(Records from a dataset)
■ ■ ■ ■ ■ ■ ■

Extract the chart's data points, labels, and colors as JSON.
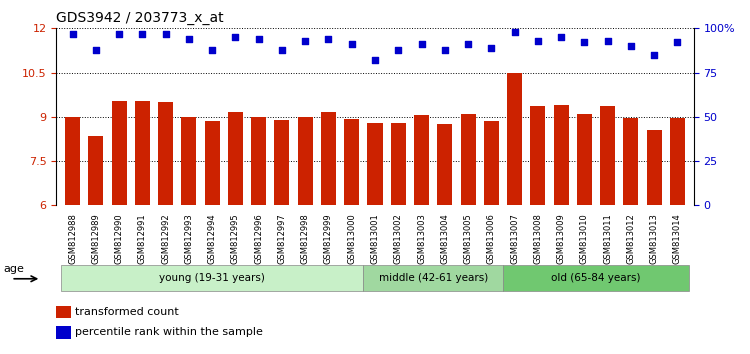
{
  "title": "GDS3942 / 203773_x_at",
  "samples": [
    "GSM812988",
    "GSM812989",
    "GSM812990",
    "GSM812991",
    "GSM812992",
    "GSM812993",
    "GSM812994",
    "GSM812995",
    "GSM812996",
    "GSM812997",
    "GSM812998",
    "GSM812999",
    "GSM813000",
    "GSM813001",
    "GSM813002",
    "GSM813003",
    "GSM813004",
    "GSM813005",
    "GSM813006",
    "GSM813007",
    "GSM813008",
    "GSM813009",
    "GSM813010",
    "GSM813011",
    "GSM813012",
    "GSM813013",
    "GSM813014"
  ],
  "bar_values": [
    9.0,
    8.35,
    9.55,
    9.55,
    9.5,
    9.0,
    8.85,
    9.15,
    8.98,
    8.88,
    9.0,
    9.15,
    8.92,
    8.78,
    8.78,
    9.05,
    8.77,
    9.1,
    8.85,
    10.47,
    9.35,
    9.4,
    9.1,
    9.35,
    8.97,
    8.55,
    8.97
  ],
  "percentile_values": [
    97,
    88,
    97,
    97,
    97,
    94,
    88,
    95,
    94,
    88,
    93,
    94,
    91,
    82,
    88,
    91,
    88,
    91,
    89,
    98,
    93,
    95,
    92,
    93,
    90,
    85,
    92
  ],
  "groups": [
    {
      "label": "young (19-31 years)",
      "start": 0,
      "end": 13,
      "color": "#c8f0c8"
    },
    {
      "label": "middle (42-61 years)",
      "start": 13,
      "end": 19,
      "color": "#a0d8a0"
    },
    {
      "label": "old (65-84 years)",
      "start": 19,
      "end": 27,
      "color": "#70c870"
    }
  ],
  "ylim_left": [
    6,
    12
  ],
  "ylim_right": [
    0,
    100
  ],
  "yticks_left": [
    6,
    7.5,
    9,
    10.5,
    12
  ],
  "yticks_right": [
    0,
    25,
    50,
    75,
    100
  ],
  "bar_color": "#cc2200",
  "dot_color": "#0000cc",
  "background_color": "#ffffff",
  "age_label": "age",
  "legend_bar_label": "transformed count",
  "legend_dot_label": "percentile rank within the sample"
}
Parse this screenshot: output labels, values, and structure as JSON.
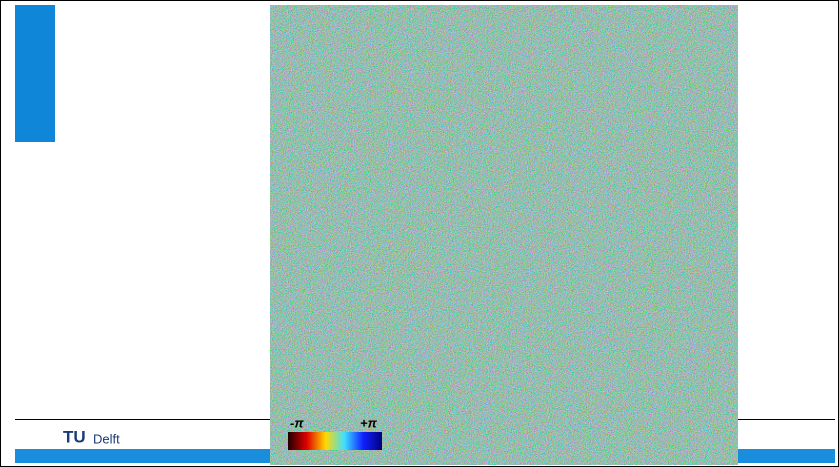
{
  "colorbar": {
    "min_label": "-π",
    "max_label": "+π"
  },
  "footer": {
    "logo_tu": "TU",
    "logo_delft": "Delft"
  }
}
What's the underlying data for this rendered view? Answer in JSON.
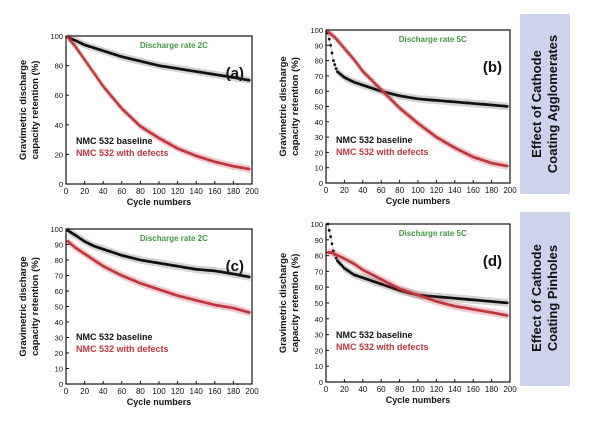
{
  "side_labels": [
    "Effect of Cathode Coating Agglomerates",
    "Effect of Cathode Coating Pinholes"
  ],
  "side_label_lines": [
    [
      "Effect of Cathode",
      "Coating Agglomerates"
    ],
    [
      "Effect of Cathode",
      "Coating Pinholes"
    ]
  ],
  "colors": {
    "baseline": "#111111",
    "defects": "#c0373f",
    "rate_text": "#3f9b3f",
    "side_panel": "#ccd3ea"
  },
  "chart_data": [
    {
      "panel": "(a)",
      "type": "line",
      "annotation": "Discharge rate 2C",
      "xlabel": "Cycle numbers",
      "ylabel": "Gravimetric discharge capacity retention (%)",
      "xlim": [
        0,
        200
      ],
      "ylim": [
        0,
        100
      ],
      "xticks": [
        0,
        20,
        40,
        60,
        80,
        100,
        120,
        140,
        160,
        180,
        200
      ],
      "yticks": [
        0,
        20,
        40,
        60,
        80,
        100
      ],
      "series": [
        {
          "name": "NMC  532 baseline",
          "color": "#111111",
          "x": [
            2,
            10,
            20,
            30,
            40,
            60,
            80,
            100,
            120,
            140,
            160,
            180,
            198
          ],
          "y": [
            99,
            97,
            94,
            92,
            90,
            86,
            83,
            80,
            78,
            76,
            74,
            72,
            70
          ]
        },
        {
          "name": "NMC  532 with defects",
          "color": "#c0373f",
          "x": [
            2,
            10,
            20,
            30,
            40,
            60,
            80,
            100,
            120,
            140,
            160,
            180,
            198
          ],
          "y": [
            99,
            93,
            84,
            75,
            66,
            51,
            39,
            31,
            24,
            19,
            15,
            12,
            10
          ]
        }
      ],
      "legend": "bottom-left"
    },
    {
      "panel": "(b)",
      "type": "line",
      "annotation": "Discharge rate 5C",
      "xlabel": "Cycle numbers",
      "ylabel": "Gravimetric discharge capacity retention (%)",
      "xlim": [
        0,
        200
      ],
      "ylim": [
        0,
        100
      ],
      "xticks": [
        0,
        20,
        40,
        60,
        80,
        100,
        120,
        140,
        160,
        180,
        200
      ],
      "yticks": [
        0,
        10,
        20,
        30,
        40,
        50,
        60,
        70,
        80,
        90,
        100
      ],
      "series": [
        {
          "name": "NMC  532 baseline",
          "color": "#111111",
          "x": [
            2,
            5,
            8,
            12,
            20,
            30,
            40,
            60,
            80,
            100,
            120,
            140,
            160,
            180,
            198
          ],
          "y": [
            98,
            90,
            80,
            73,
            69,
            66,
            64,
            60,
            57,
            55,
            54,
            53,
            52,
            51,
            50
          ]
        },
        {
          "name": "NMC  532 with defects",
          "color": "#c0373f",
          "x": [
            2,
            10,
            20,
            30,
            40,
            50,
            60,
            80,
            100,
            120,
            140,
            160,
            180,
            198
          ],
          "y": [
            99,
            95,
            88,
            81,
            73,
            67,
            61,
            49,
            39,
            30,
            23,
            17,
            13,
            11
          ]
        }
      ],
      "legend": "bottom-left"
    },
    {
      "panel": "(c)",
      "type": "line",
      "annotation": "Discharge rate 2C",
      "xlabel": "Cycle numbers",
      "ylabel": "Gravimetric discharge capacity retention (%)",
      "xlim": [
        0,
        200
      ],
      "ylim": [
        0,
        100
      ],
      "xticks": [
        0,
        20,
        40,
        60,
        80,
        100,
        120,
        140,
        160,
        180,
        200
      ],
      "yticks": [
        0,
        10,
        20,
        30,
        40,
        50,
        60,
        70,
        80,
        90,
        100
      ],
      "series": [
        {
          "name": "NMC  532 baseline",
          "color": "#111111",
          "x": [
            2,
            10,
            20,
            30,
            40,
            60,
            80,
            100,
            120,
            140,
            160,
            180,
            198
          ],
          "y": [
            99,
            96,
            92,
            89,
            87,
            83,
            80,
            78,
            76,
            74,
            73,
            71,
            69
          ]
        },
        {
          "name": "NMC  532 with defects",
          "color": "#c0373f",
          "x": [
            2,
            10,
            20,
            30,
            40,
            60,
            80,
            100,
            120,
            140,
            160,
            180,
            198
          ],
          "y": [
            92,
            88,
            84,
            80,
            76,
            70,
            65,
            61,
            57,
            54,
            51,
            49,
            46
          ]
        }
      ],
      "legend": "bottom-left"
    },
    {
      "panel": "(d)",
      "type": "line",
      "annotation": "Discharge rate 5C",
      "xlabel": "Cycle numbers",
      "ylabel": "Gravimetric discharge capacity retention (%)",
      "xlim": [
        0,
        200
      ],
      "ylim": [
        0,
        100
      ],
      "xticks": [
        0,
        20,
        40,
        60,
        80,
        100,
        120,
        140,
        160,
        180,
        200
      ],
      "yticks": [
        0,
        10,
        20,
        30,
        40,
        50,
        60,
        70,
        80,
        90,
        100
      ],
      "series": [
        {
          "name": "NMC  532 baseline",
          "color": "#111111",
          "x": [
            2,
            5,
            8,
            12,
            20,
            30,
            40,
            60,
            80,
            100,
            120,
            140,
            160,
            180,
            198
          ],
          "y": [
            100,
            92,
            83,
            77,
            72,
            68,
            66,
            62,
            58,
            55,
            54,
            53,
            52,
            51,
            50
          ]
        },
        {
          "name": "NMC  532 with defects",
          "color": "#c0373f",
          "x": [
            2,
            5,
            10,
            20,
            30,
            40,
            60,
            80,
            100,
            120,
            140,
            160,
            180,
            198
          ],
          "y": [
            82,
            82,
            81,
            78,
            75,
            71,
            65,
            59,
            55,
            51,
            48,
            46,
            44,
            42
          ]
        }
      ],
      "legend": "bottom-left"
    }
  ]
}
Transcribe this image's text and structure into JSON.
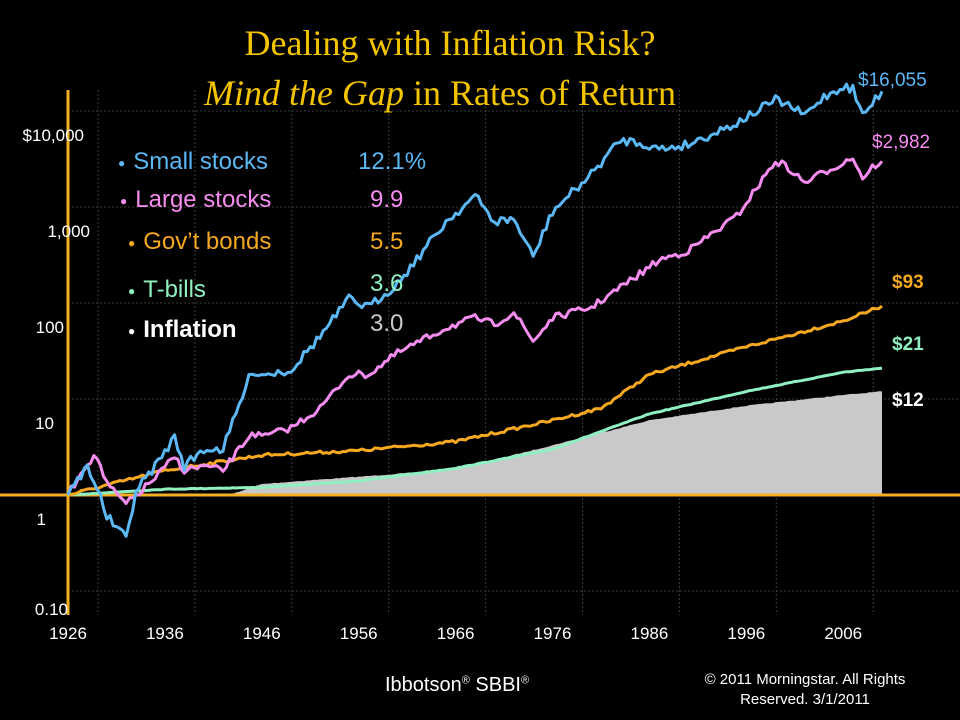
{
  "title": {
    "line1": "Dealing with Inflation Risk?",
    "line2_italic": "Mind the Gap",
    "line2_rest": " in Rates of Return"
  },
  "footer": {
    "brand": "Ibbotson",
    "brand_mark": "®",
    "brand_product": " SBBI",
    "copyright_line1": "© 2011 Morningstar. All Rights",
    "copyright_line2": "Reserved. 3/1/2011"
  },
  "colors": {
    "small_stocks": "#5bb8f5",
    "large_stocks": "#f58cf0",
    "govt_bonds": "#f5a820",
    "tbills": "#8ff0c0",
    "inflation": "#c9c9c9",
    "axis": "#f5b020",
    "grid": "#3a3a3a",
    "title": "#f5c400"
  },
  "chart_data": {
    "type": "line",
    "title": "Dealing with Inflation Risk? Mind the Gap in Rates of Return",
    "y_scale": "log",
    "ylim": [
      0.1,
      30000
    ],
    "xlim": [
      1926,
      2010
    ],
    "y_tick_labels": [
      "$10,000",
      "1,000",
      "100",
      "10",
      "1",
      "0.10"
    ],
    "y_tick_values": [
      10000,
      1000,
      100,
      10,
      1,
      0.1
    ],
    "x_tick_labels": [
      "1926",
      "1936",
      "1946",
      "1956",
      "1966",
      "1976",
      "1986",
      "1996",
      "2006"
    ],
    "grid": true,
    "legend": [
      {
        "name": "Small stocks",
        "return": "12.1%"
      },
      {
        "name": "Large stocks",
        "return": "9.9"
      },
      {
        "name": "Gov’t bonds",
        "return": "5.5"
      },
      {
        "name": "T-bills",
        "return": "3.6"
      },
      {
        "name": "Inflation",
        "return": "3.0"
      }
    ],
    "end_labels": {
      "small_stocks": "$16,055",
      "large_stocks": "$2,982",
      "govt_bonds": "$93",
      "tbills": "$21",
      "inflation": "$12"
    },
    "series": [
      {
        "name": "Small stocks",
        "x": [
          1926,
          1928,
          1929,
          1930,
          1932,
          1933,
          1935,
          1937,
          1938,
          1940,
          1942,
          1945,
          1946,
          1949,
          1952,
          1955,
          1957,
          1960,
          1965,
          1968,
          1970,
          1972,
          1974,
          1976,
          1980,
          1983,
          1985,
          1987,
          1990,
          1995,
          1999,
          2000,
          2002,
          2004,
          2006,
          2007,
          2008,
          2009,
          2010
        ],
        "y": [
          1,
          2.0,
          1.2,
          0.6,
          0.35,
          1.1,
          2.0,
          4,
          2.0,
          3,
          3,
          20,
          18,
          20,
          45,
          110,
          90,
          160,
          700,
          1300,
          700,
          750,
          300,
          900,
          2200,
          5000,
          4700,
          4000,
          4500,
          7500,
          13000,
          12000,
          9000,
          14000,
          18000,
          17000,
          9000,
          12000,
          16055
        ]
      },
      {
        "name": "Large stocks",
        "x": [
          1926,
          1928,
          1929,
          1930,
          1932,
          1935,
          1937,
          1938,
          1940,
          1942,
          1945,
          1946,
          1949,
          1952,
          1955,
          1957,
          1960,
          1965,
          1968,
          1970,
          1972,
          1974,
          1976,
          1980,
          1985,
          1987,
          1990,
          1995,
          1999,
          2000,
          2002,
          2004,
          2006,
          2007,
          2008,
          2009,
          2010
        ],
        "y": [
          1,
          2.2,
          2.5,
          1.3,
          0.8,
          1.5,
          2.5,
          1.8,
          2.0,
          1.8,
          4.5,
          4,
          5,
          8,
          18,
          18,
          30,
          55,
          70,
          60,
          80,
          40,
          70,
          90,
          200,
          280,
          350,
          800,
          3000,
          2700,
          1800,
          2300,
          2900,
          3300,
          2000,
          2600,
          2982
        ]
      },
      {
        "name": "Gov’t bonds",
        "x": [
          1926,
          1936,
          1946,
          1956,
          1966,
          1976,
          1981,
          1986,
          1996,
          2006,
          2010
        ],
        "y": [
          1,
          1.8,
          2.6,
          2.9,
          3.6,
          6,
          8,
          18,
          35,
          65,
          93
        ]
      },
      {
        "name": "T-bills",
        "x": [
          1926,
          1936,
          1946,
          1956,
          1966,
          1976,
          1986,
          1996,
          2006,
          2010
        ],
        "y": [
          1,
          1.15,
          1.2,
          1.4,
          1.9,
          3,
          7,
          12,
          19,
          21
        ]
      },
      {
        "name": "Inflation",
        "x": [
          1926,
          1932,
          1940,
          1946,
          1950,
          1956,
          1966,
          1976,
          1986,
          1996,
          2006,
          2010
        ],
        "y": [
          1,
          0.78,
          0.82,
          1.3,
          1.4,
          1.55,
          1.85,
          3.3,
          6,
          8.5,
          11,
          12
        ]
      }
    ]
  }
}
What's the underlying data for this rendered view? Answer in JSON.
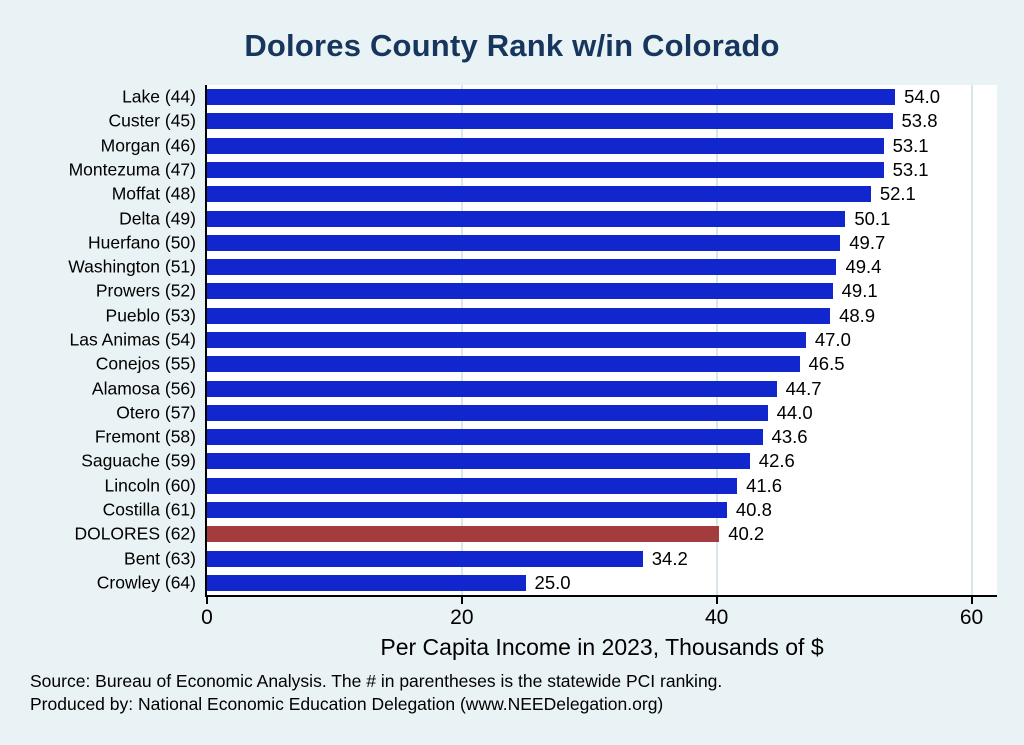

■ ■ ■ ■ ■ ■ ■

### What you will do
State how many lines of the listing above include the word "Mind". Give nothing but the number.

### The completed task
2